Task inputs>
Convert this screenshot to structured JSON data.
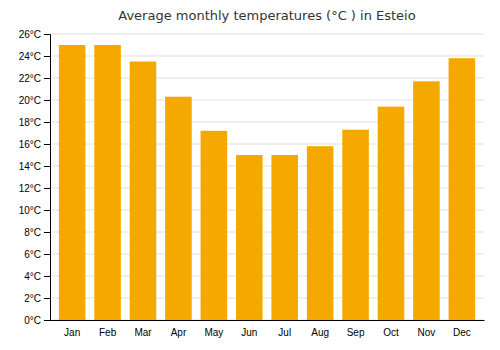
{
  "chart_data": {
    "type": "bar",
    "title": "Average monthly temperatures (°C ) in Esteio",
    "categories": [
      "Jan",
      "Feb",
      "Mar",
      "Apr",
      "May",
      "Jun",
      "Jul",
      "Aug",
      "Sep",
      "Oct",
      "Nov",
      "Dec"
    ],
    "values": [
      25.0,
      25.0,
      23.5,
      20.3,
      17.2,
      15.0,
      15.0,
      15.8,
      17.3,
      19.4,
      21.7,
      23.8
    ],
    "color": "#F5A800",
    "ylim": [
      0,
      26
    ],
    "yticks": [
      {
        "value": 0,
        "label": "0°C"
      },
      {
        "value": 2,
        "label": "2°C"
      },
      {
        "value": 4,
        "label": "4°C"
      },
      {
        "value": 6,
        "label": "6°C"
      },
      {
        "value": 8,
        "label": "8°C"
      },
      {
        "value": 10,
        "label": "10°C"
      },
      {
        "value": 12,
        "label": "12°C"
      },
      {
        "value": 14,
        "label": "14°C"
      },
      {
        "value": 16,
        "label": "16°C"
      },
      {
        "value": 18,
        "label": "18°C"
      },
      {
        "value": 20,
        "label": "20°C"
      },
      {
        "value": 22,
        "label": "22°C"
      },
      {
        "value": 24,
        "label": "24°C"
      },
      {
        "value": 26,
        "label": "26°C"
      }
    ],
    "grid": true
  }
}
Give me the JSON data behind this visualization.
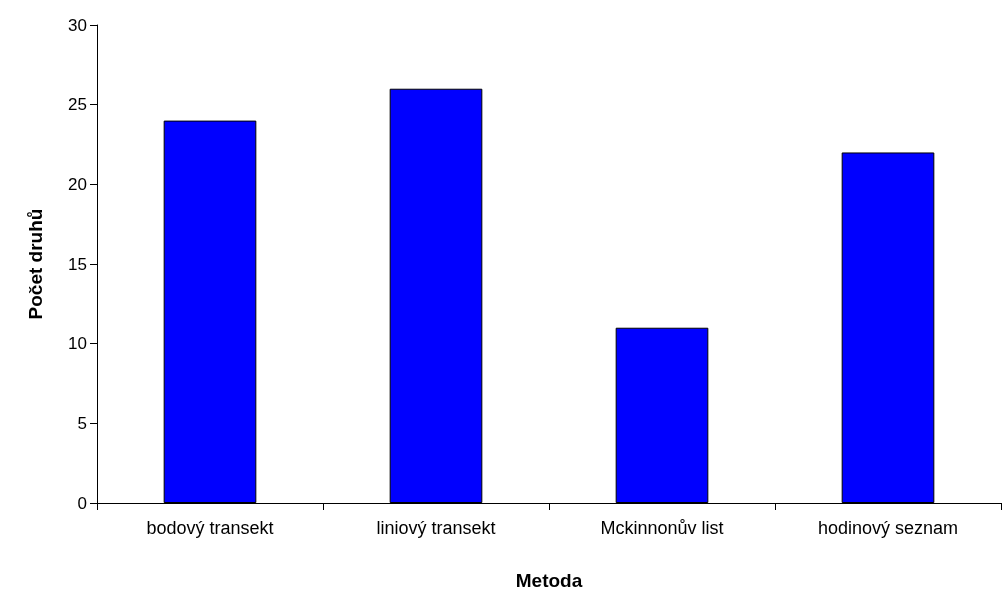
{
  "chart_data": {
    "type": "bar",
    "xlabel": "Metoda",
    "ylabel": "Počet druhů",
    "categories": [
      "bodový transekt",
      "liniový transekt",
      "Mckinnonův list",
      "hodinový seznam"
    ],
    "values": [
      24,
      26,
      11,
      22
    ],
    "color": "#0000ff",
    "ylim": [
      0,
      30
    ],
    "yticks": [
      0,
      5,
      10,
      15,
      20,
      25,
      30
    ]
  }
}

Written problem>
Leave the pictures out, and reproduce only the lines from the line holding "Give me the" through the last line of the material, both included.

The reply>
Give me the JSON data behind this visualization.
{
  "chart_data": {
    "type": "bar",
    "xlabel": "Metoda",
    "ylabel": "Počet druhů",
    "categories": [
      "bodový transekt",
      "liniový transekt",
      "Mckinnonův list",
      "hodinový seznam"
    ],
    "values": [
      24,
      26,
      11,
      22
    ],
    "color": "#0000ff",
    "ylim": [
      0,
      30
    ],
    "yticks": [
      0,
      5,
      10,
      15,
      20,
      25,
      30
    ]
  }
}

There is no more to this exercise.